Stored data
##############################

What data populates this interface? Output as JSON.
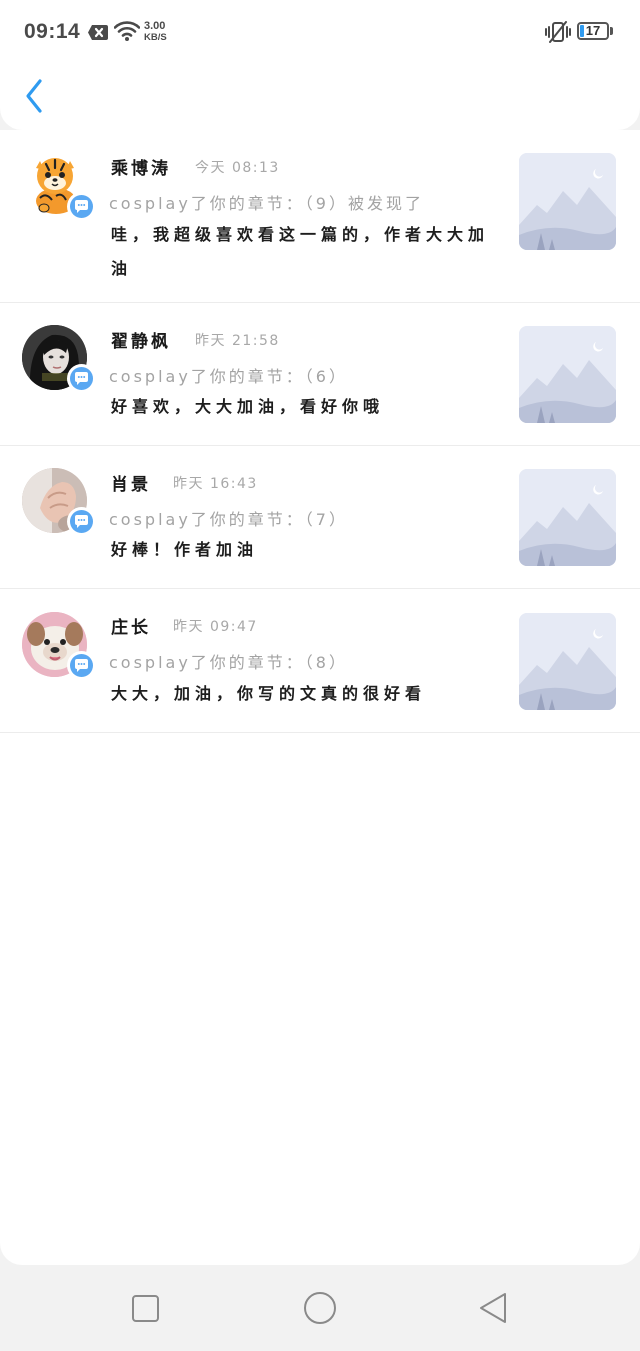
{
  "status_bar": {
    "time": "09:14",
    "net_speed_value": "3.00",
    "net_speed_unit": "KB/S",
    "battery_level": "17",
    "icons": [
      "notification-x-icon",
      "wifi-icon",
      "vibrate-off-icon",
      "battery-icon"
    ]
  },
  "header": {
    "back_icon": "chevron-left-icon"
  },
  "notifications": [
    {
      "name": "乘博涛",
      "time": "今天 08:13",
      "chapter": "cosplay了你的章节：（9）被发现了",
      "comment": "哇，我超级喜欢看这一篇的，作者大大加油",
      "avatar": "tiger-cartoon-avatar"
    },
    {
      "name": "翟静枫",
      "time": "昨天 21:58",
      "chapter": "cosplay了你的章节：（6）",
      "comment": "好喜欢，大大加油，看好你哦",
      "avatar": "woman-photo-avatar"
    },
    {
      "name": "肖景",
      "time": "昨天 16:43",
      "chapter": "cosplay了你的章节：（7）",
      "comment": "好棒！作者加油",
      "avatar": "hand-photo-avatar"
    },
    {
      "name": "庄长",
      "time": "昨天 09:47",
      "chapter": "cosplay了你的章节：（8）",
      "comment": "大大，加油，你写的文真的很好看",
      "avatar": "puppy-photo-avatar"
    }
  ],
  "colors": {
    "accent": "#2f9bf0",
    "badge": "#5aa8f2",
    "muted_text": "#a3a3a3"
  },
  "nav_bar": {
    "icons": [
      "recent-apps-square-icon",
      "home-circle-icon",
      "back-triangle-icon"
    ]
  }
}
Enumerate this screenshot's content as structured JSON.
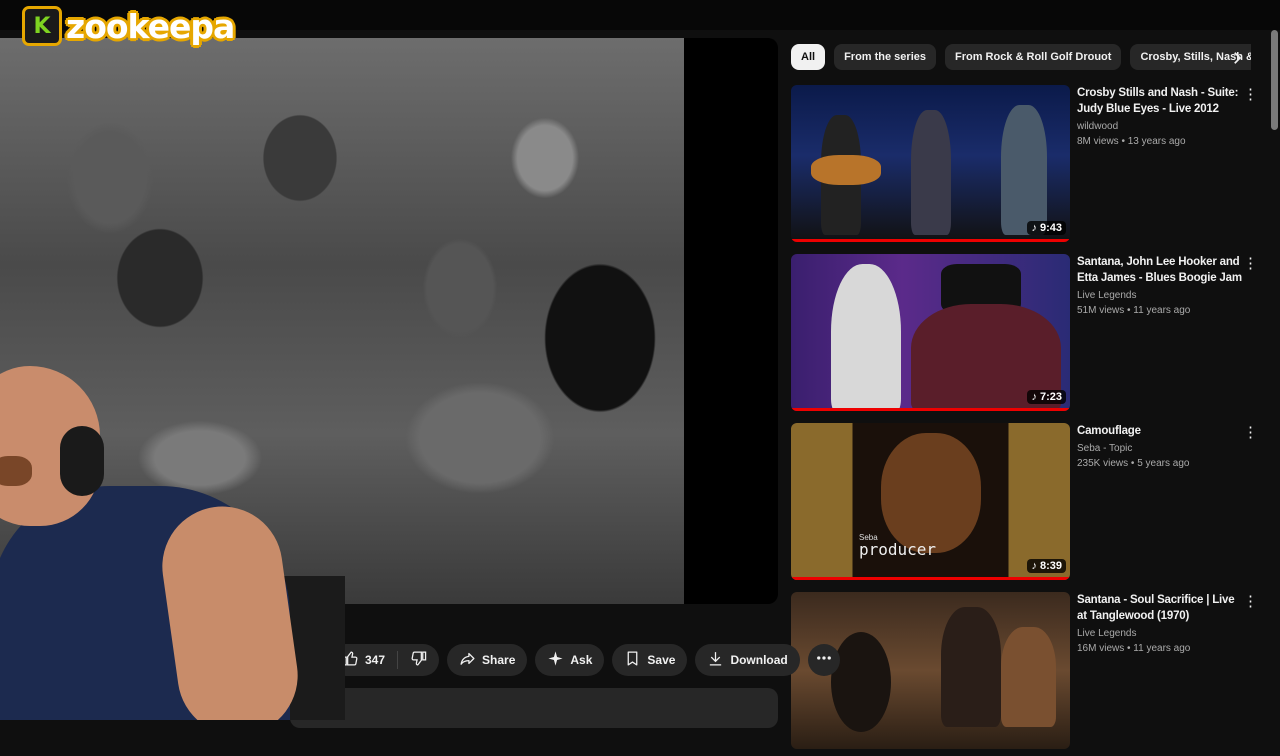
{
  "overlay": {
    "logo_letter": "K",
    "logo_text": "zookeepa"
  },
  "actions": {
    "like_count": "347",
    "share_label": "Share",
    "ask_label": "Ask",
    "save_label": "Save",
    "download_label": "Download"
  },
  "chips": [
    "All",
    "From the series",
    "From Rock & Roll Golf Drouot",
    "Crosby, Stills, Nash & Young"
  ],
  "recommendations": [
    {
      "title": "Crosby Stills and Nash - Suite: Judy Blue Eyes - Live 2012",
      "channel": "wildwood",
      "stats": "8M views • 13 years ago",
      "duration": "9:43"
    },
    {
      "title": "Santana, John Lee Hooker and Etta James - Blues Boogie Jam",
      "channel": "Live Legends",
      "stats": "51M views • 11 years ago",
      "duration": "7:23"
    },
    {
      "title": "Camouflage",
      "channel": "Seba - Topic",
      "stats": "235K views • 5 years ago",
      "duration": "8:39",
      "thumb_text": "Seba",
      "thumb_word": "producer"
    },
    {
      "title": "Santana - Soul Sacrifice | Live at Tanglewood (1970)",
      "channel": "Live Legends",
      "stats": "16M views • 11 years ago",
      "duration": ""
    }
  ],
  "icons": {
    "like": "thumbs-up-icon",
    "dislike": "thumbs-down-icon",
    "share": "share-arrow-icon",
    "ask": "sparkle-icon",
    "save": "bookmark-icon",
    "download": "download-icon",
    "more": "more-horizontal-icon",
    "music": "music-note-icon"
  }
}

##############################

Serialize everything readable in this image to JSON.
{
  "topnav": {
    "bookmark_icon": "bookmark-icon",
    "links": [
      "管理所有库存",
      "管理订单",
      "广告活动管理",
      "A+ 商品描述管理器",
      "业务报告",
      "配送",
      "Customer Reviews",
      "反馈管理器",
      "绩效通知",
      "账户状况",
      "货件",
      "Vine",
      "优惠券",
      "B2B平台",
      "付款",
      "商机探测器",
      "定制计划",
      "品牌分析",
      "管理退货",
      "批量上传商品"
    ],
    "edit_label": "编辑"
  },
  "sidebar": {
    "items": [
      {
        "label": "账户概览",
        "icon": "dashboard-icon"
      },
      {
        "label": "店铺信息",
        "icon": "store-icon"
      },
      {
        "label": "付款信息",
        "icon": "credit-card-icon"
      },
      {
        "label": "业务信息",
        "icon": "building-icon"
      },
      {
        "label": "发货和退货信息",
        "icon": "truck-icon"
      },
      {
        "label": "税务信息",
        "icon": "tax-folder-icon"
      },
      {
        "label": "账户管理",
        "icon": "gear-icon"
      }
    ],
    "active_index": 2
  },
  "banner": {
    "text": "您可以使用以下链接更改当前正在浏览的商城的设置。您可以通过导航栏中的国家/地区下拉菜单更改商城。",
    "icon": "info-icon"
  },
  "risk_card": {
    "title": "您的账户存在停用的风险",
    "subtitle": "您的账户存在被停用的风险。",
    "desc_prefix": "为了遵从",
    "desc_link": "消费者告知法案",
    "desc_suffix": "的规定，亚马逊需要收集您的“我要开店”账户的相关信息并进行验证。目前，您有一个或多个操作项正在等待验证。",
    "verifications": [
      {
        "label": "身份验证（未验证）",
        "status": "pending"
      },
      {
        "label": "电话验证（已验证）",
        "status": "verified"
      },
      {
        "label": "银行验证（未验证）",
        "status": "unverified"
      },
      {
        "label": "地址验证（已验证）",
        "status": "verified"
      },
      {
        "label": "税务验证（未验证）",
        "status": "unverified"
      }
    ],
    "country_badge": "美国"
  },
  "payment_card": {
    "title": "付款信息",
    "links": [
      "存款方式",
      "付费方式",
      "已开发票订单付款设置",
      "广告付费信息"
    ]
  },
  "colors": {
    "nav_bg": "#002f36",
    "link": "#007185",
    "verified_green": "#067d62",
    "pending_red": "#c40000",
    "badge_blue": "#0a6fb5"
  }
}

##############################

Search the entries for the word "years" and gather every line where it appears.

      "stats": "8M views • 13 years ago",
      "stats": "51M views • 11 years ago",
      "stats": "235K views • 5 years ago",
      "stats": "16M views • 11 years ago",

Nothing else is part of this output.